- _Problem details_:
Reproduce each line of the material exactly, minus any picture.

-- Start of Extracted entries --

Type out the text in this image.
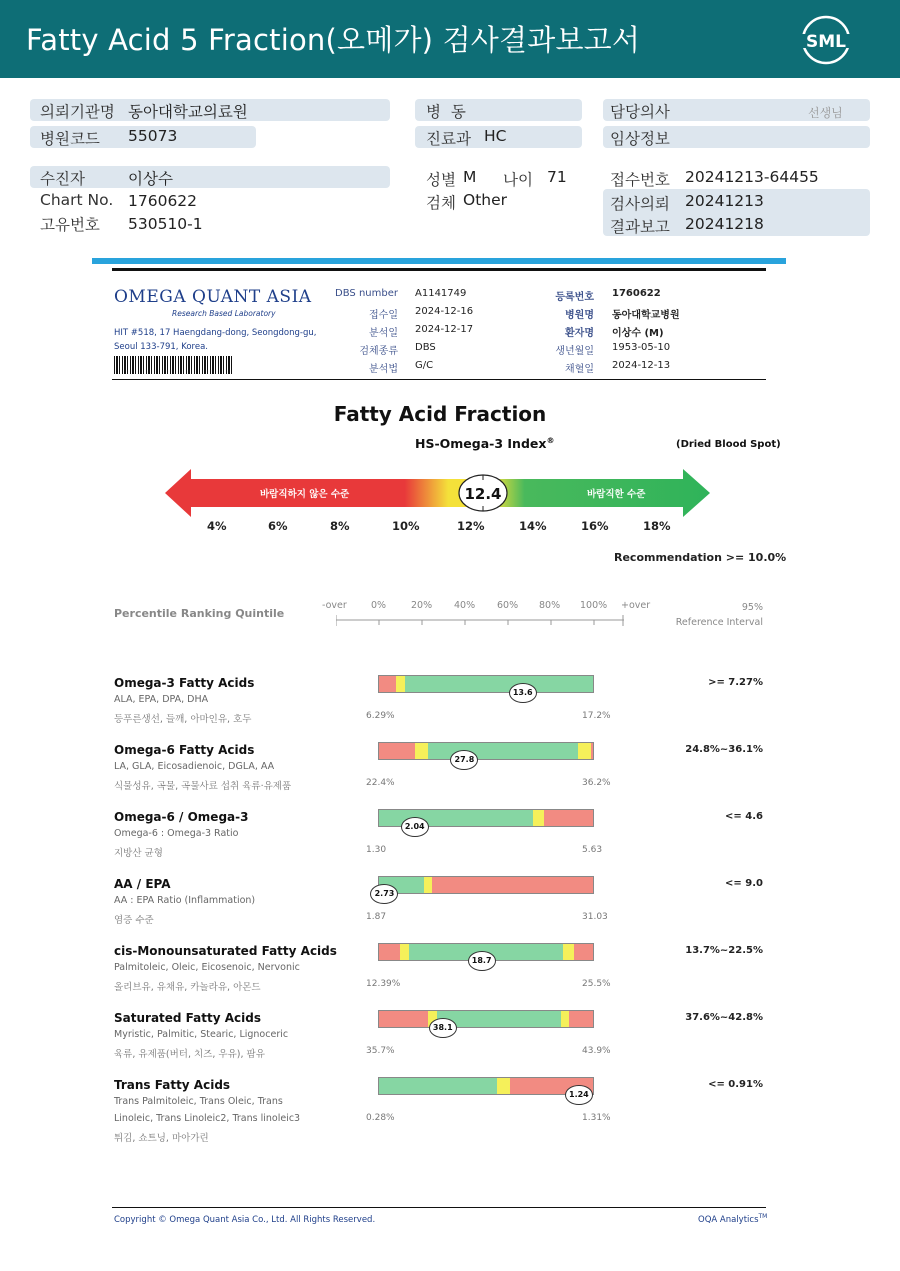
Fatty Acid 5 Fraction(오메가) 검사결과보고서	SML
의뢰기관명 동아대학교의료원
병원코드 55073
병  동
진료과 HC
담당의사	선생님
임상정보
수진자	이상수
Chart No. 1760622
고유번호 530510-1
성별 M 나이 71
검체 Other
접수번호 20241213-64455
검사의뢰 20241213
결과보고 20241218
OMEGA QUANT ASIA
Research Based Laboratory
HIT #518, 17 Haengdang-dong, Seongdong-gu, Seoul 133-791, Korea.
DBS number A1141749
접수일 2024-12-16
분석일 2024-12-17
검체종류 DBS
분석법 G/C
등록번호 1760622
병원명 동아대학교병원
환자명 이상수 (M)
생년월일 1953-05-10
채혈일 2024-12-13
Fatty Acid Fraction
HS-Omega-3 Index®	(Dried Blood Spot)
바람직하지 않은 수준	바람직한 수준
12.4
4%	6%	8%	10%	12%	14%	16%	18%
Recommendation >= 10.0%
Percentile Ranking Quintile
-over	0%	20% 40% 60% 80% 100% +over	95%
Reference Interval
Omega-3 Fatty Acids
ALA, EPA, DPA, DHA
등푸른생선, 들깨, 아마인유, 호두
13.6
6.29%	17.2%
>= 7.27%
Omega-6 Fatty Acids
LA, GLA, Eicosadienoic, DGLA, AA
식물성유, 곡물, 곡물사료 섭취 육류·유제품
27.8
22.4%	36.2%
24.8%~36.1%
Omega-6 / Omega-3
Omega-6 : Omega-3 Ratio
지방산 균형
2.04
1.30	5.63
<= 4.6
AA / EPA
AA : EPA Ratio (Inflammation)
염증 수준
2.73
1.87	31.03
<= 9.0
cis-Monounsaturated Fatty Acids
Palmitoleic, Oleic, Eicosenoic, Nervonic
올리브유, 유채유, 카놀라유, 아몬드
18.7
12.39%	25.5%
13.7%~22.5%
Saturated Fatty Acids
Myristic, Palmitic, Stearic, Lignoceric
육류, 유제품(버터, 치즈, 우유), 팜유
38.1
35.7%	43.9%
37.6%~42.8%
Trans Fatty Acids
Trans Palmitoleic, Trans Oleic, Trans
Linoleic, Trans Linoleic2, Trans linoleic3
튀김, 쇼트닝, 마아가린
1.24
0.28%	1.31%
<= 0.91%
Copyright © Omega Quant Asia Co., Ltd. All Rights Reserved.	OQA Analytics™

-- End of Extracted entries --

- _The reply_:
Type out the text in this image.
Fatty Acid 5 Fraction(오메가) 검사결과보고서	SML
의뢰기관명 동아대학교의료원
병원코드 55073
병  동
진료과 HC
담당의사	선생님
임상정보
수진자	이상수
Chart No. 1760622
고유번호 530510-1
성별 M 나이 71
검체 Other
접수번호 20241213-64455
검사의뢰 20241213
결과보고 20241218
OMEGA QUANT ASIA
Research Based Laboratory
HIT #518, 17 Haengdang-dong, Seongdong-gu, Seoul 133-791, Korea.
DBS number A1141749
접수일 2024-12-16
분석일 2024-12-17
검체종류 DBS
분석법 G/C
등록번호 1760622
병원명 동아대학교병원
환자명 이상수 (M)
생년월일 1953-05-10
채혈일 2024-12-13
Fatty Acid Fraction
HS-Omega-3 Index®	(Dried Blood Spot)
바람직하지 않은 수준	바람직한 수준
12.4
4%	6%	8%	10%	12%	14%	16%	18%
Recommendation >= 10.0%
Percentile Ranking Quintile
-over	0%	20% 40% 60% 80% 100% +over	95%
Reference Interval
Omega-3 Fatty Acids
ALA, EPA, DPA, DHA
등푸른생선, 들깨, 아마인유, 호두
13.6
6.29%	17.2%
>= 7.27%
Omega-6 Fatty Acids
LA, GLA, Eicosadienoic, DGLA, AA
식물성유, 곡물, 곡물사료 섭취 육류·유제품
27.8
22.4%	36.2%
24.8%~36.1%
Omega-6 / Omega-3
Omega-6 : Omega-3 Ratio
지방산 균형
2.04
1.30	5.63
<= 4.6
AA / EPA
AA : EPA Ratio (Inflammation)
염증 수준
2.73
1.87	31.03
<= 9.0
cis-Monounsaturated Fatty Acids
Palmitoleic, Oleic, Eicosenoic, Nervonic
올리브유, 유채유, 카놀라유, 아몬드
18.7
12.39%	25.5%
13.7%~22.5%
Saturated Fatty Acids
Myristic, Palmitic, Stearic, Lignoceric
육류, 유제품(버터, 치즈, 우유), 팜유
38.1
35.7%	43.9%
37.6%~42.8%
Trans Fatty Acids
Trans Palmitoleic, Trans Oleic, Trans
Linoleic, Trans Linoleic2, Trans linoleic3
튀김, 쇼트닝, 마아가린
1.24
0.28%	1.31%
<= 0.91%
Copyright © Omega Quant Asia Co., Ltd. All Rights Reserved.	OQA Analytics™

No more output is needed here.